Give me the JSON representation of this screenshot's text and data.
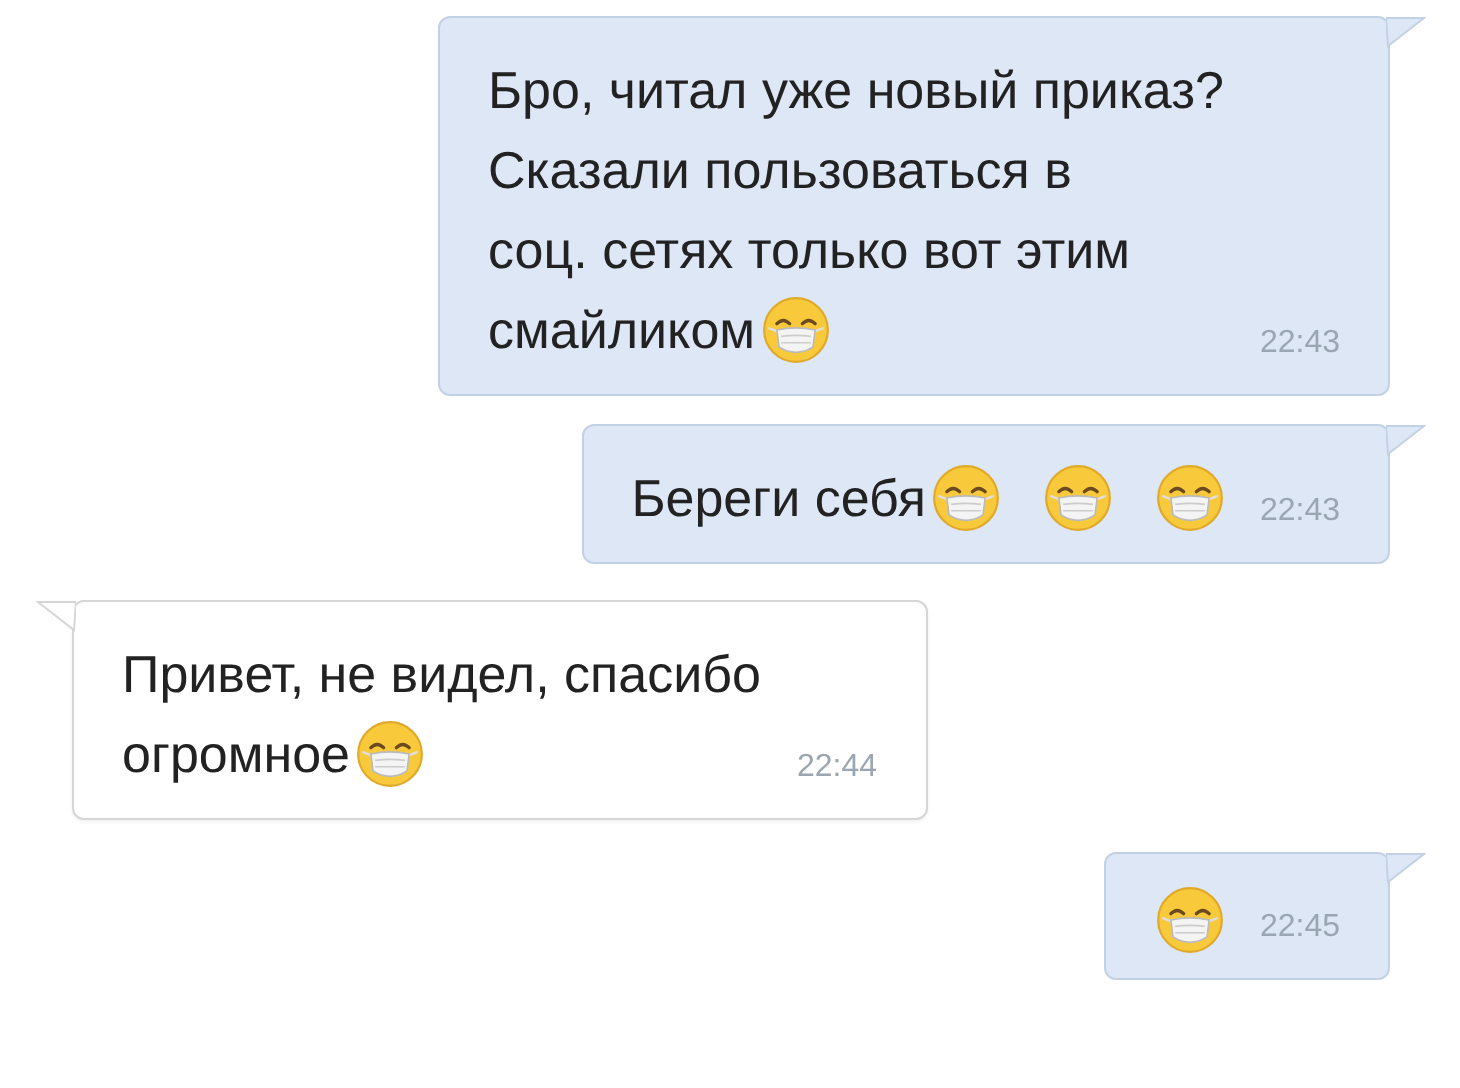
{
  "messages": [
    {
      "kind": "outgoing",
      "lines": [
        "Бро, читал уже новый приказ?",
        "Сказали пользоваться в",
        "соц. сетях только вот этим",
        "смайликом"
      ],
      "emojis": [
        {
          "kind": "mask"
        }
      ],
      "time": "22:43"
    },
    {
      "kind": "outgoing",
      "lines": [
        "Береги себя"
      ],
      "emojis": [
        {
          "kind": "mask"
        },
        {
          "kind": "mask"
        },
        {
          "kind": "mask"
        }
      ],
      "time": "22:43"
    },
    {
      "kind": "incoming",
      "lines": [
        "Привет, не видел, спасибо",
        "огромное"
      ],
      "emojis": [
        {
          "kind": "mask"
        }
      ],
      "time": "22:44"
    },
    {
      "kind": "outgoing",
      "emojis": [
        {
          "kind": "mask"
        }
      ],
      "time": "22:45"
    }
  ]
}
*****
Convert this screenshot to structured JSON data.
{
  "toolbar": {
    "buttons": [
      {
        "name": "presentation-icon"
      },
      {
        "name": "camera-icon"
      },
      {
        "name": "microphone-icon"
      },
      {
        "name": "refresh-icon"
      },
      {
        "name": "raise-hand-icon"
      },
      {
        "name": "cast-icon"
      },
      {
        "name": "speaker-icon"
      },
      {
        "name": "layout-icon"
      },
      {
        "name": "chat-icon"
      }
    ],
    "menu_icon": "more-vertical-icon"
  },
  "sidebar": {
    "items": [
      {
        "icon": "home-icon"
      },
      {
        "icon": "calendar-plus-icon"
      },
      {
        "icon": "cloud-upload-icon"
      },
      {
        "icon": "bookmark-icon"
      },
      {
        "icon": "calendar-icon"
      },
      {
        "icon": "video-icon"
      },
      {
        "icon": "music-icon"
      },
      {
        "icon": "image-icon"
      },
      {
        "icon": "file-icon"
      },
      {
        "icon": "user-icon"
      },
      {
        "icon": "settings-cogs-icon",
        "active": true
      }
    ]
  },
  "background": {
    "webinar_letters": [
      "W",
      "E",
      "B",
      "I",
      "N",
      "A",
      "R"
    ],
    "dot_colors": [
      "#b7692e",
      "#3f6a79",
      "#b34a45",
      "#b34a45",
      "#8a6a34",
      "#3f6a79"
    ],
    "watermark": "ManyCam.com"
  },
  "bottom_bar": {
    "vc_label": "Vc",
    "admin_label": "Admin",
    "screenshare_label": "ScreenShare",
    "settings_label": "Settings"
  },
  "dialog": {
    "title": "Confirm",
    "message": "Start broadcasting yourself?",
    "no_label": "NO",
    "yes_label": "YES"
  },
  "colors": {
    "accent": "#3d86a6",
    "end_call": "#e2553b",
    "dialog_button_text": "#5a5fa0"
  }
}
*****
# Requirement
Each line in the listing above that contains "JSON" should be copied.

# Solution to this task
Give me the JSON representation of this screenshot's text and data.
Convert this screenshot to structured JSON data.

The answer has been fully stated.